From the listing below, extract every line containing "فوقها".

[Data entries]
_ _ _ _ _

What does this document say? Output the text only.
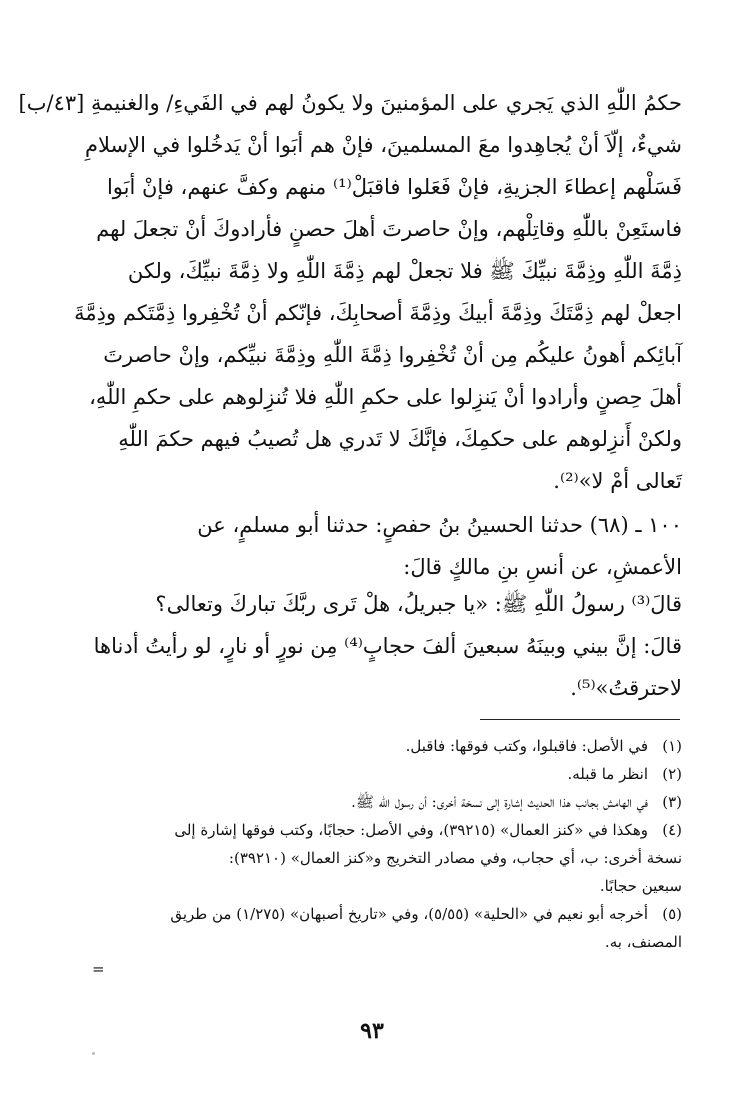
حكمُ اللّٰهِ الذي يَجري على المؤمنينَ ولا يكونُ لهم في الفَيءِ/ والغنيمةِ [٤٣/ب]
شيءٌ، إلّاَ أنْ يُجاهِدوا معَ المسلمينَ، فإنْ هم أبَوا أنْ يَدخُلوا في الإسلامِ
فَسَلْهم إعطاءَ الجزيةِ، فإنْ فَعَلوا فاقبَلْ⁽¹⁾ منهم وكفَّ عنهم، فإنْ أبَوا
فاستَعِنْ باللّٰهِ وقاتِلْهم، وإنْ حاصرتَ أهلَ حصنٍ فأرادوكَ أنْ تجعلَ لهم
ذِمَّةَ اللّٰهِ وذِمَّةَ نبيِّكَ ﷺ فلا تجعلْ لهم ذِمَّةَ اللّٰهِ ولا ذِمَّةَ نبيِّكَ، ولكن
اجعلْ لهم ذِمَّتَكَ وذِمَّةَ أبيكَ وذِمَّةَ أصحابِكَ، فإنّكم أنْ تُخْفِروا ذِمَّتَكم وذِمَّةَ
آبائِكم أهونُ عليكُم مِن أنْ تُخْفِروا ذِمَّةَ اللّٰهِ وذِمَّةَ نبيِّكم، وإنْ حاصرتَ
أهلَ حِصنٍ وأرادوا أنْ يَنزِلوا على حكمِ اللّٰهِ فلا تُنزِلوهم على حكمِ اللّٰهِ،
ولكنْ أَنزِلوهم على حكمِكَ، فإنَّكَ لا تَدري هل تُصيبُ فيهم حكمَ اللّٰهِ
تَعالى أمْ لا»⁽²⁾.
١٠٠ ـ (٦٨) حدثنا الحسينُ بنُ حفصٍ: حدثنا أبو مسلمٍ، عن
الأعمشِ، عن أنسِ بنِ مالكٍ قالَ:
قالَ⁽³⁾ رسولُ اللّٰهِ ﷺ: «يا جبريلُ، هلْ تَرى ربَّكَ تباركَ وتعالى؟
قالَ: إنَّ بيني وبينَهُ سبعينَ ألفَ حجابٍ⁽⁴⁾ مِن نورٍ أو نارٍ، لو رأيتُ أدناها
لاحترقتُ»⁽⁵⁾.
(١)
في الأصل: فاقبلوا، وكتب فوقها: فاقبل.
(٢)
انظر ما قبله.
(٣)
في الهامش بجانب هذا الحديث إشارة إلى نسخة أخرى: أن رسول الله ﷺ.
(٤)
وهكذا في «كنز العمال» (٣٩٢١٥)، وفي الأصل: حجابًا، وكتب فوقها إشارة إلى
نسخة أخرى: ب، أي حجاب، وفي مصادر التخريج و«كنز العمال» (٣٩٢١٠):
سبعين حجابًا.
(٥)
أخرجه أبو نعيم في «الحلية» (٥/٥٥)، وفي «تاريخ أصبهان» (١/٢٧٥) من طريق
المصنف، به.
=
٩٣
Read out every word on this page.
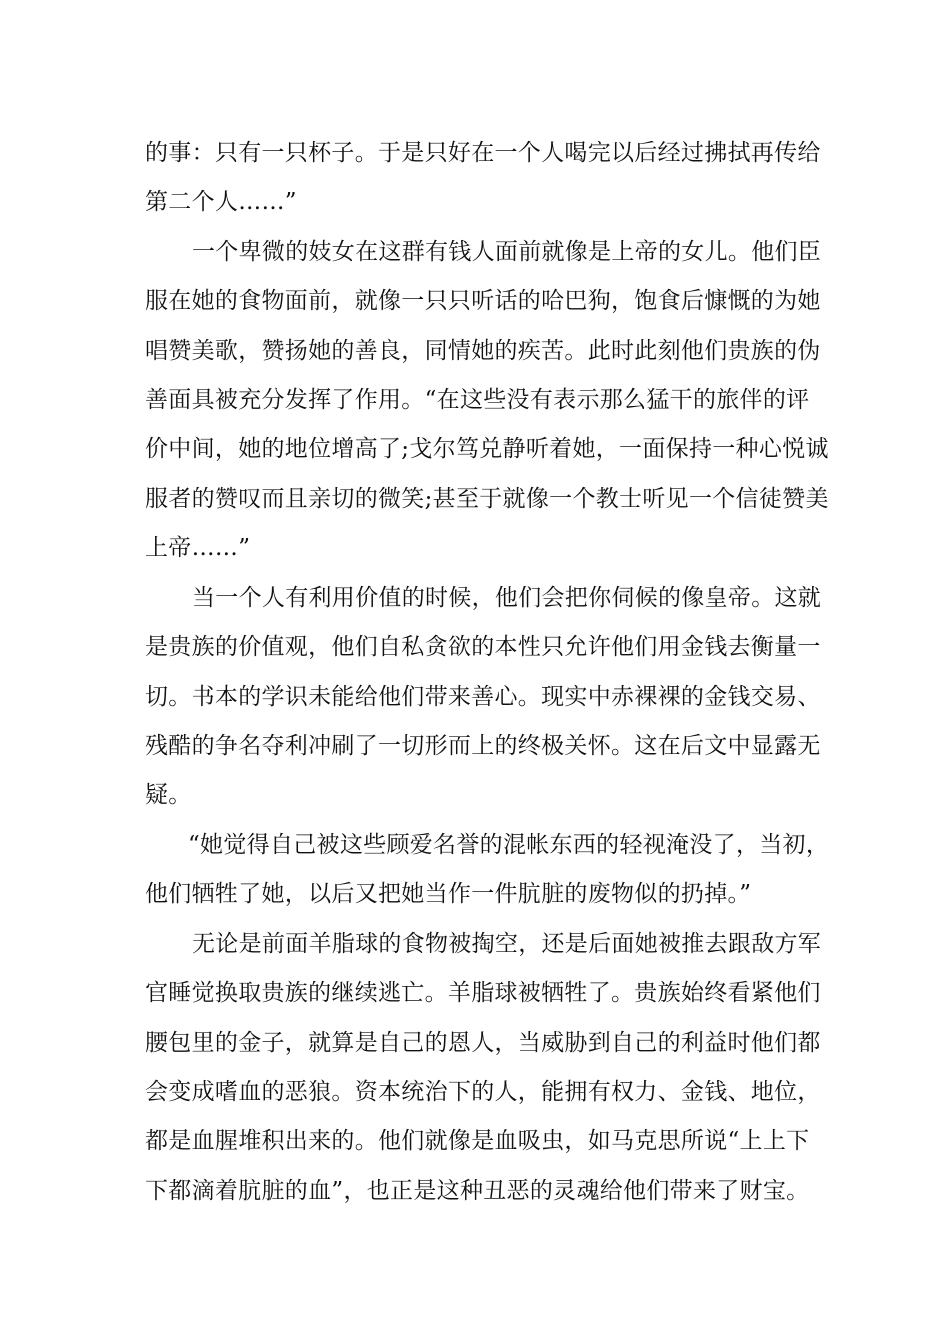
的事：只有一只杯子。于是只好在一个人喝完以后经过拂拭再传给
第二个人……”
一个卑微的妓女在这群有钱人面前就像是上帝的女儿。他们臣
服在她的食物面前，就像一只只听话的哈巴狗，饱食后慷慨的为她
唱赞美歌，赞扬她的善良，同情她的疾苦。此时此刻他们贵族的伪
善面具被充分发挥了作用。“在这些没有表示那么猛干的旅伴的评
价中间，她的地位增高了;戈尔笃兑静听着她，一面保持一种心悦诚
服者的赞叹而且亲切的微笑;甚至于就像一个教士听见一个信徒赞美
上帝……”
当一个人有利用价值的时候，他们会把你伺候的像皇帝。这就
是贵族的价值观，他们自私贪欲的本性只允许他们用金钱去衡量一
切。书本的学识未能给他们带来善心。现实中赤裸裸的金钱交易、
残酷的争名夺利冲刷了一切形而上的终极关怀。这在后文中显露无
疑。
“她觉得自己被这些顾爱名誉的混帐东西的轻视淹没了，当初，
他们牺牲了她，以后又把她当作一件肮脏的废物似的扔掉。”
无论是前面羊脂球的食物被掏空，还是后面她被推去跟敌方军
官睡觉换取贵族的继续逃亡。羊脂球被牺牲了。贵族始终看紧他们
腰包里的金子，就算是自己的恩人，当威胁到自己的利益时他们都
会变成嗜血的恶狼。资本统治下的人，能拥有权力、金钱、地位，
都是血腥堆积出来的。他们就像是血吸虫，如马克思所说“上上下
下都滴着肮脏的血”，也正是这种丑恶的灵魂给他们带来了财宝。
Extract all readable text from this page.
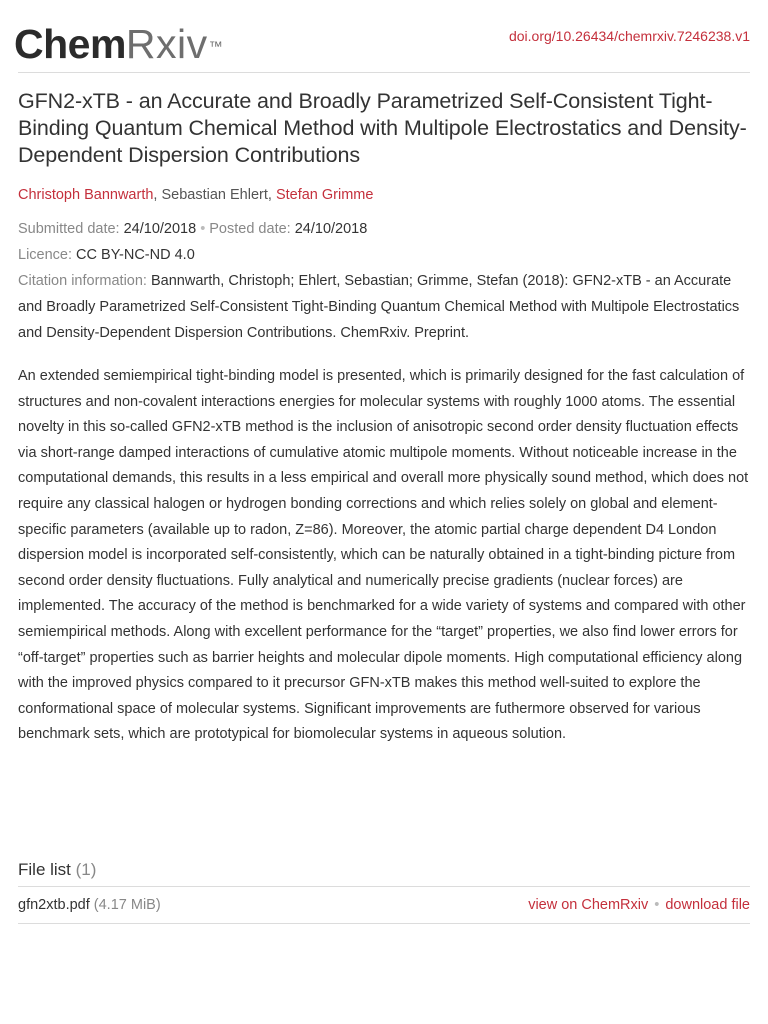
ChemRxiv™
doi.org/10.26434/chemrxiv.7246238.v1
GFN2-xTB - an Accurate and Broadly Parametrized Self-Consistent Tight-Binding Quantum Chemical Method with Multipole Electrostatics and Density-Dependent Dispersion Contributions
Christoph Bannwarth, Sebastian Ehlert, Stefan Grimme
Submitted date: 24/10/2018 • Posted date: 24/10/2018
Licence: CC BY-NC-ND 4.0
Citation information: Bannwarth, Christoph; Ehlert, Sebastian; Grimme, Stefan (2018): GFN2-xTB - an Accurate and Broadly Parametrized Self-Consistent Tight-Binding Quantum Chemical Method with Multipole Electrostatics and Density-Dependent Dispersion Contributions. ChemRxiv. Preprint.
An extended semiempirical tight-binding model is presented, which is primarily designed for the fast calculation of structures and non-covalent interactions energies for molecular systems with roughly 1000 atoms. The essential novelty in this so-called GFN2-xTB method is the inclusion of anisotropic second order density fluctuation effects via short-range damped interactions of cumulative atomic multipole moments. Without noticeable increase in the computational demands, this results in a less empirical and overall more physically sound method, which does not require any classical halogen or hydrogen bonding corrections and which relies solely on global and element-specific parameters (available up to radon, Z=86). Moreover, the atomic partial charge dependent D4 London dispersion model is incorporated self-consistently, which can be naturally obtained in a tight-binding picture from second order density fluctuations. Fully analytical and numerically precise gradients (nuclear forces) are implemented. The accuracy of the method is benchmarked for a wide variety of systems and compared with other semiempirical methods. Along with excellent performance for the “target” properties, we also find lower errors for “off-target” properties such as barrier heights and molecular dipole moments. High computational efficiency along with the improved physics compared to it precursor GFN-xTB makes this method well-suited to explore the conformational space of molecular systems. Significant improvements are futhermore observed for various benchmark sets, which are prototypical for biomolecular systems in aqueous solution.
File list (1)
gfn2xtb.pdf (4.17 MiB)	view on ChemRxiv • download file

_ _ _ _ _

__Result for this task__.
في الأصل: فاقبلوا، وكتب فوقها: فاقبل.
وهكذا في «كنز العمال» (٣٩٢١٥)، وفي الأصل: حجابًا، وكتب فوقها إشارة إلى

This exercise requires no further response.